Provided text:
· · · · ·

Limitations and future perspectives
The future perspectives for invasive pulmonology procedures, like in the rest of society, will heavily rely on AI for training and assessment. A systematic review on AI in bronchoscopy still identified large gaps in clinical implementation³⁰. None of the developed AIs were open-source or used open datasets, which can enhance external use and validation^64,65,66. Despite its promise, clinical implementation of AI remains limited, along with the 'black box' challenge of algorithm interpretability. Overreliance on AI may risk skill degradation if AI systems are used as substitutes rather than complementing clinical judgment and performance. We therefore encourage future AI studies to limit AI to the training part of the intervention group, without the use of AI for testing, ensuring AI becomes a valuable training partner rather than a replacement for skill acquisition. As very few AI studies in bronchoscopy adhered to reporting guidelines²², we highly recommend future studies to do so, ensuring standardization and reproducibility with this emerging technology.

· · · · ·

(Stored items from the dataset)
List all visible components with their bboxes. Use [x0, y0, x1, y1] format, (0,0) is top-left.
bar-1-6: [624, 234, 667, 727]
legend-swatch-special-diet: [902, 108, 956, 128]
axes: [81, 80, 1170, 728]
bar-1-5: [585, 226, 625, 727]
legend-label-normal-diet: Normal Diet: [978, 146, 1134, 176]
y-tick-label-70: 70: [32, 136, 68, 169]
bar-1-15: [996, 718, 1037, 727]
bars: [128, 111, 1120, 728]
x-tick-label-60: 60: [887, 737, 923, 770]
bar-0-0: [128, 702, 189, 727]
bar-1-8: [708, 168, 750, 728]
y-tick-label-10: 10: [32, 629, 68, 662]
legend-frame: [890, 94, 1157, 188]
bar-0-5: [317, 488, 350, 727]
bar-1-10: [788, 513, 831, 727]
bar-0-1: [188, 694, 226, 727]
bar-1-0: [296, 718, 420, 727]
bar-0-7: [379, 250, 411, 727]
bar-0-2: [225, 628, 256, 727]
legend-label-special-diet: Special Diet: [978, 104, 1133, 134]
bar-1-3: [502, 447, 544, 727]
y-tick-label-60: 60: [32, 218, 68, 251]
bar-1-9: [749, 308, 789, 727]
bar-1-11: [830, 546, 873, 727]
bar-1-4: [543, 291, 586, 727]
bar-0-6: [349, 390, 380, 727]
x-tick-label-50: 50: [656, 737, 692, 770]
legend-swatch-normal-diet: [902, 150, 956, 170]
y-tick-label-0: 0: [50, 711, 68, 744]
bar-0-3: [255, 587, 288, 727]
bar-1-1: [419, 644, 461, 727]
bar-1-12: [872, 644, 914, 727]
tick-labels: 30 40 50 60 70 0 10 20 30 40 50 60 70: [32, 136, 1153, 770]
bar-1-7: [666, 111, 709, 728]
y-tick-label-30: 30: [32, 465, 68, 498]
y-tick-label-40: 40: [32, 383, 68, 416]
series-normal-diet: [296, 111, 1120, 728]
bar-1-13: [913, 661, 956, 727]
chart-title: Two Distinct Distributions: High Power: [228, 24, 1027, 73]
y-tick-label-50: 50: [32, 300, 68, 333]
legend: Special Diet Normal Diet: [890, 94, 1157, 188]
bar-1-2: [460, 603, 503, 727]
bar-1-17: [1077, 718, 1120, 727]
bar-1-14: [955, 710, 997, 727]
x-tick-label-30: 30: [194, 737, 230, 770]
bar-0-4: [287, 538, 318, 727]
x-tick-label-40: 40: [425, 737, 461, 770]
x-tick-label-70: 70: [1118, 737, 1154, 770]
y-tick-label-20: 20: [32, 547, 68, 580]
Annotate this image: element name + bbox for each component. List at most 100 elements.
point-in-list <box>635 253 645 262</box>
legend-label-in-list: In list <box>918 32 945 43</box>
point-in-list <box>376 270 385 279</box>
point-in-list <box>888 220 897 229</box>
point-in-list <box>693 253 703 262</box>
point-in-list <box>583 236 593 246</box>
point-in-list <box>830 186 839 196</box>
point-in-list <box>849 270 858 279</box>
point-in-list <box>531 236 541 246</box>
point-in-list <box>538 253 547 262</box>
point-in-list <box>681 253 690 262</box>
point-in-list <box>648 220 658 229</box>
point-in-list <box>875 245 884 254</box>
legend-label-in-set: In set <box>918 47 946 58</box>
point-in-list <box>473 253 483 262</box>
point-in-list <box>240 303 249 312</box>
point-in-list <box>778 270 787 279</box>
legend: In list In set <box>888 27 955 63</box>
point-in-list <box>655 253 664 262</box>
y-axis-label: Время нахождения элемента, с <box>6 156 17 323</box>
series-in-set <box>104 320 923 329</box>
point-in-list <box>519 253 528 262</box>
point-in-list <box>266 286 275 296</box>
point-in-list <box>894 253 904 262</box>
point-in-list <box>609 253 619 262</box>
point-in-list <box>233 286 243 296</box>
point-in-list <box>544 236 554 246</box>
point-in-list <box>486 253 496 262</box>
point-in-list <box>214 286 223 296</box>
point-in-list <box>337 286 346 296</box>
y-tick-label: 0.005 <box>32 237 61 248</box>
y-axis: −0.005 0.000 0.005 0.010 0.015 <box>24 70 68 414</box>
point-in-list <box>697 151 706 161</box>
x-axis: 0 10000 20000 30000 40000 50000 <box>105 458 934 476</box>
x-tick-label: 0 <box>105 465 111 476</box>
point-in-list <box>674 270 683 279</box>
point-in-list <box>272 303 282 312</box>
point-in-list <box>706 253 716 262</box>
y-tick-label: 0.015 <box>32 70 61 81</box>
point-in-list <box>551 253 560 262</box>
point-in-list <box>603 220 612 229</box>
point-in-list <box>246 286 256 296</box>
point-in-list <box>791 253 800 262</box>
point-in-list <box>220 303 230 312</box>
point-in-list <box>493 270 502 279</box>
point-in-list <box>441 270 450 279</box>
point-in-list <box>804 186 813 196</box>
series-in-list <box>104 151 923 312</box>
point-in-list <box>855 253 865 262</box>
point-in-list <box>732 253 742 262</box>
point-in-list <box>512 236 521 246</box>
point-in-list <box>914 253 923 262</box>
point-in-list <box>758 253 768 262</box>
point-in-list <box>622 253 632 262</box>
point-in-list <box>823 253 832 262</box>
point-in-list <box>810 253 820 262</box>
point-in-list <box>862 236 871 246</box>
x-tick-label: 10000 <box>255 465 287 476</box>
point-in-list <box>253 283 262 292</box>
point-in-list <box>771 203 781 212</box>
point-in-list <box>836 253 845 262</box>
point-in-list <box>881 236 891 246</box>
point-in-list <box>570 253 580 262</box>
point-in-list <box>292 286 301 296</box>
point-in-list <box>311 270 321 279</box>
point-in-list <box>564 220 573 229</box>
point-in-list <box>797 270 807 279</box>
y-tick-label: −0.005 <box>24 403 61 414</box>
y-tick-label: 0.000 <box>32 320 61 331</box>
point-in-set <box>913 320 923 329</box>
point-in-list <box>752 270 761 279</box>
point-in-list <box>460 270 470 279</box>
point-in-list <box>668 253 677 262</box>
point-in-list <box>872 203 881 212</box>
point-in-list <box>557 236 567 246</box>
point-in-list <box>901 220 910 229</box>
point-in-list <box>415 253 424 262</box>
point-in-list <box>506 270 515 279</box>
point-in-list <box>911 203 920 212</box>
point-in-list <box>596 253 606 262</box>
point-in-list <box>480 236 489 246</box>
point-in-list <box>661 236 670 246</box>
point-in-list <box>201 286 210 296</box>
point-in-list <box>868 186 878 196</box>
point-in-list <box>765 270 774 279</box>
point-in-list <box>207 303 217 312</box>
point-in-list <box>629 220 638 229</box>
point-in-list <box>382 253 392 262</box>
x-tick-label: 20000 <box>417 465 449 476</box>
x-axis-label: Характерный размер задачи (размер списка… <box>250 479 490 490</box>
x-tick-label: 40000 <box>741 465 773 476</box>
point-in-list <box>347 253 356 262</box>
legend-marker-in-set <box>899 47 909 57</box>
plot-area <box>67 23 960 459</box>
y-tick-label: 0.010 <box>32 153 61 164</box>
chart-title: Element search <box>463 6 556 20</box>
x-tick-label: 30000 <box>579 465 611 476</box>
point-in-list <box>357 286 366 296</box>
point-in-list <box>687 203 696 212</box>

· · · · ·

Problem requirements:
Answer these questions from the limitations text on AI in invasive pulmonology:
1. What did a systematic review on AI in bronchoscopy still identify?
2. What may overreliance on AI risk if AI systems are used as substitutes?
3. What does the text highly recommend that future studies adhere to?
These rows play no part in the work asked here.

Solved problem:
1. Large gaps in clinical implementation.
2. Skill degradation.
3. Reporting guidelines.